* Start *
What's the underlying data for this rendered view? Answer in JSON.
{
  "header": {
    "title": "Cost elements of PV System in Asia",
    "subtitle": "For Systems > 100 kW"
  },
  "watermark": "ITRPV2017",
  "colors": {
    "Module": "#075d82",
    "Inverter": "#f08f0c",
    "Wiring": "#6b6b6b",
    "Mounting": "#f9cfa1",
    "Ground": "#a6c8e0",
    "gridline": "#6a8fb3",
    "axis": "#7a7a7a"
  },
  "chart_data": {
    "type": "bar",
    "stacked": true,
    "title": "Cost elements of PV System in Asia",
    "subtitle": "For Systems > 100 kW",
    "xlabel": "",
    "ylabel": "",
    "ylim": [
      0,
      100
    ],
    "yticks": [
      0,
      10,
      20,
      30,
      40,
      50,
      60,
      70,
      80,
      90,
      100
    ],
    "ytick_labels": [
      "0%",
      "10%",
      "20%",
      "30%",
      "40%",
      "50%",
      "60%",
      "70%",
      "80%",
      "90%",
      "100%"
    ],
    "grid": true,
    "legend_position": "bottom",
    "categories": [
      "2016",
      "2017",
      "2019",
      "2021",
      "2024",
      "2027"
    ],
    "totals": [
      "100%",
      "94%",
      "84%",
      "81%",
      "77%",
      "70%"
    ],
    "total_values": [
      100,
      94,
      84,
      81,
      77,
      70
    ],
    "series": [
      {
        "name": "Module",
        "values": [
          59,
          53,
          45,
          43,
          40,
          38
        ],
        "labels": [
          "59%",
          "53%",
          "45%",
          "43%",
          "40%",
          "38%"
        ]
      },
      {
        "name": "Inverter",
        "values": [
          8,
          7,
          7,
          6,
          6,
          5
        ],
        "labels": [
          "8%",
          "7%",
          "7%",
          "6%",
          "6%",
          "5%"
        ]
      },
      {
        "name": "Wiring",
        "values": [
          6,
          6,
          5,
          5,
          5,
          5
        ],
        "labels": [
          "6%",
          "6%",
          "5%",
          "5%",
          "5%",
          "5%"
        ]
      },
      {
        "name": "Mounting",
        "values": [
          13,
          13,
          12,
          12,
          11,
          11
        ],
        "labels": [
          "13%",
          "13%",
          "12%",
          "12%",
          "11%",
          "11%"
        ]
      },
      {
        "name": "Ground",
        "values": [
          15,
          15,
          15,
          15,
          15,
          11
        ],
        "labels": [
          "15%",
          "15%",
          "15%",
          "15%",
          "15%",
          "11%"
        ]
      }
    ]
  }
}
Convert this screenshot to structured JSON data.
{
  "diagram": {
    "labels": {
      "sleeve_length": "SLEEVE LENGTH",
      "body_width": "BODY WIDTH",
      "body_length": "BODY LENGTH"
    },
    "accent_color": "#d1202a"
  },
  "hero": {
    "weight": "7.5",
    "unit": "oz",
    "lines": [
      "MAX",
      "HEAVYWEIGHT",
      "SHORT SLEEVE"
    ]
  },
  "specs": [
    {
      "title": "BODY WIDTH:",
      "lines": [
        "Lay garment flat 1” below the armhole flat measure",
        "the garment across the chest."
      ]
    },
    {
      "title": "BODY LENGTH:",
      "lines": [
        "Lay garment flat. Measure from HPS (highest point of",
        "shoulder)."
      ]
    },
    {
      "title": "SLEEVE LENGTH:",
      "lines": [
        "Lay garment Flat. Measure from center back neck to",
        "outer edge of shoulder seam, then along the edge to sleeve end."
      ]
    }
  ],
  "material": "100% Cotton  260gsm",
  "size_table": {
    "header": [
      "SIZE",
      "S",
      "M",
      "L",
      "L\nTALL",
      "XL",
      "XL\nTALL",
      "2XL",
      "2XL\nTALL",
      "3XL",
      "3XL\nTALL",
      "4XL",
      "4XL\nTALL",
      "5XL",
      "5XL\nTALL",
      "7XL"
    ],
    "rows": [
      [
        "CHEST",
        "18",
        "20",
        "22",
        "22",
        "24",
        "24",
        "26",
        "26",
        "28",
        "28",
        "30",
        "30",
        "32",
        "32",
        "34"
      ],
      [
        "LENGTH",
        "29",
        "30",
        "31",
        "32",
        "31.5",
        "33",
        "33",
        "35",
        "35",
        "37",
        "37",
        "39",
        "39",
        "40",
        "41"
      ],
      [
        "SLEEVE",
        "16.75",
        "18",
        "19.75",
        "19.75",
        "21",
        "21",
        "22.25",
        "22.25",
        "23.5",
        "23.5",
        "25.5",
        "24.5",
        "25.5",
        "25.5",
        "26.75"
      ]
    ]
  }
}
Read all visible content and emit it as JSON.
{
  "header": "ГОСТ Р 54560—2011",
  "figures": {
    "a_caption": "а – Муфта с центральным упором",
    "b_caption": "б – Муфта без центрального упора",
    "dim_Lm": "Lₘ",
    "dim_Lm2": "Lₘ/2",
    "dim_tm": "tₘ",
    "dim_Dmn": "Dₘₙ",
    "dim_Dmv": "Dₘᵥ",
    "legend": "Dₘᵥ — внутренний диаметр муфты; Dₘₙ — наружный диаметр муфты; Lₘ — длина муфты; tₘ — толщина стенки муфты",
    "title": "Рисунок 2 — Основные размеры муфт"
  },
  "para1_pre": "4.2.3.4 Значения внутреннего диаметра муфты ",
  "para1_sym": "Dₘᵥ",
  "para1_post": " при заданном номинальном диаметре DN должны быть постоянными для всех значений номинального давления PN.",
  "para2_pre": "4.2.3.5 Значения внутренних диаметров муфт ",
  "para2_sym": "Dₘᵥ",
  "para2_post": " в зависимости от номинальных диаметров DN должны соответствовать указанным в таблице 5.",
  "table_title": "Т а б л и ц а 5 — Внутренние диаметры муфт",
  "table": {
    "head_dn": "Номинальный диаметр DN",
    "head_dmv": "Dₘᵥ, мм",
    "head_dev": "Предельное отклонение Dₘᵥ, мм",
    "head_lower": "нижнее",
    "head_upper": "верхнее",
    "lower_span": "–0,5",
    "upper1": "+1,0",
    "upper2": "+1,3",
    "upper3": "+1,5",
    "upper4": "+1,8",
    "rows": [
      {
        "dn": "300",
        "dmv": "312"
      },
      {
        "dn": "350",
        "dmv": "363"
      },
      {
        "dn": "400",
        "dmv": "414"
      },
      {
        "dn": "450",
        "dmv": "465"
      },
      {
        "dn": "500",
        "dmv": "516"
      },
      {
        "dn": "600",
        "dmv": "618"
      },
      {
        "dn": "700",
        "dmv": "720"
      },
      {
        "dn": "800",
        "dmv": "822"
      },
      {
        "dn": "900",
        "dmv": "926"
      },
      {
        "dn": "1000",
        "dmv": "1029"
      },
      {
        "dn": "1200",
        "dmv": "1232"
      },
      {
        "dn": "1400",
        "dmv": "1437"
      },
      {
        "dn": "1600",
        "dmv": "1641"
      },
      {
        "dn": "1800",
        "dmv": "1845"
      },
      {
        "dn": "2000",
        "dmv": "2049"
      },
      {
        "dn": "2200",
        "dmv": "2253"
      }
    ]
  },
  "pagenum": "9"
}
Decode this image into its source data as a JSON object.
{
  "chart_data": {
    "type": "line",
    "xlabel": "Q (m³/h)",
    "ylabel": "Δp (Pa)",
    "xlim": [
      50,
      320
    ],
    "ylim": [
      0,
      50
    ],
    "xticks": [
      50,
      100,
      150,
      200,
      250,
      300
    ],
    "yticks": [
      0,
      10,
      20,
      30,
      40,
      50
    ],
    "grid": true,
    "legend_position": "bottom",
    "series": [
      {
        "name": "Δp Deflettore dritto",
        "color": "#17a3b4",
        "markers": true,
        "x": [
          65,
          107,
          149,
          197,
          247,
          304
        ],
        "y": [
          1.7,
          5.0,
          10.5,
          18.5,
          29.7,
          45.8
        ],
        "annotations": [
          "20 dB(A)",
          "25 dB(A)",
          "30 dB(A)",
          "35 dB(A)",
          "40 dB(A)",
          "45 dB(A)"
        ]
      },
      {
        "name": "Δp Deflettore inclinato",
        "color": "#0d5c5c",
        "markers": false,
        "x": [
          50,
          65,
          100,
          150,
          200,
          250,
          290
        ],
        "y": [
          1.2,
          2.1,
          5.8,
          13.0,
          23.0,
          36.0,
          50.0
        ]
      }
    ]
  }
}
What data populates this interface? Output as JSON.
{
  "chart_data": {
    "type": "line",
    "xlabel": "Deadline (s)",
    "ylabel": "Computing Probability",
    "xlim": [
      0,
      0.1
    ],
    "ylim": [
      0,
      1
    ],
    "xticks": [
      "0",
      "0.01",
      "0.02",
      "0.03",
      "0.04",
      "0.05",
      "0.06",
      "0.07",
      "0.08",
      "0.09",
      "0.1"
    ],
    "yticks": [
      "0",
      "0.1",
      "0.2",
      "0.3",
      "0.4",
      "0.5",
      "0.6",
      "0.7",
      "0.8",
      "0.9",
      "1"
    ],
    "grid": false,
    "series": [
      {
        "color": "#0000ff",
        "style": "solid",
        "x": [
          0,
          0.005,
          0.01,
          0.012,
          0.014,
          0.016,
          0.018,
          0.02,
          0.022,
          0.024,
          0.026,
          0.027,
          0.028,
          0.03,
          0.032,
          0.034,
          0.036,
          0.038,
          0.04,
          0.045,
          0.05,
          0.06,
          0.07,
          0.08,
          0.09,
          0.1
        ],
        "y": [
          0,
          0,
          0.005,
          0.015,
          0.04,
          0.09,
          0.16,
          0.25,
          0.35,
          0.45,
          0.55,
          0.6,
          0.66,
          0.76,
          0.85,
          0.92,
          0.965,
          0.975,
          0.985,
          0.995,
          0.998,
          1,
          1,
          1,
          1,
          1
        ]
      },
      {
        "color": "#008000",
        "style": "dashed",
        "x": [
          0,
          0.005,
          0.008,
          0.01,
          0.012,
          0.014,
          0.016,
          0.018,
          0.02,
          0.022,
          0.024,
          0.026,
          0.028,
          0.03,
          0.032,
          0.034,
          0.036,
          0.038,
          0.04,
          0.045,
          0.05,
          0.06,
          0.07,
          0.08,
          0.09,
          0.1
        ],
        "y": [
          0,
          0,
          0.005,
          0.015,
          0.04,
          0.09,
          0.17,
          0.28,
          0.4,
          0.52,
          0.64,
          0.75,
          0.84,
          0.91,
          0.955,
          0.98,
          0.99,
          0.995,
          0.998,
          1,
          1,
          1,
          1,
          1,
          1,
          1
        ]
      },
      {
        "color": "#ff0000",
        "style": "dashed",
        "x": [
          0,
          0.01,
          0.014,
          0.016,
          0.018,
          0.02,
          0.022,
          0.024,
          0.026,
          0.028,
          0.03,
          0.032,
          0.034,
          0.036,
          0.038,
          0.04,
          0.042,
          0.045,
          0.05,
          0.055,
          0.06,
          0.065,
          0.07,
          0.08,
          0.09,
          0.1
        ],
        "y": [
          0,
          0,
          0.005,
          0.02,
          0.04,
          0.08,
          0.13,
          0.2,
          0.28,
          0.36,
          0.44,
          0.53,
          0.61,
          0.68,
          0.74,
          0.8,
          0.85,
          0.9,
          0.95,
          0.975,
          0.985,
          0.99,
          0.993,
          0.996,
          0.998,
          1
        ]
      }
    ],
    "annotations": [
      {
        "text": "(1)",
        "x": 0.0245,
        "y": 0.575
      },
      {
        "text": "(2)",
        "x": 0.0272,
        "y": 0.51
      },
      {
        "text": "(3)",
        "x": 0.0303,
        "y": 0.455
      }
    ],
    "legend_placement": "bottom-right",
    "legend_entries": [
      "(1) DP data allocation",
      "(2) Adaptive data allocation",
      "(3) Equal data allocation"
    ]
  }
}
* End *
- Written task
Scan the listing above. Gather each line that contains the word "Systems".

- Response to this exercise
    "subtitle": "For Systems > 100 kW"
    "subtitle": "For Systems > 100 kW",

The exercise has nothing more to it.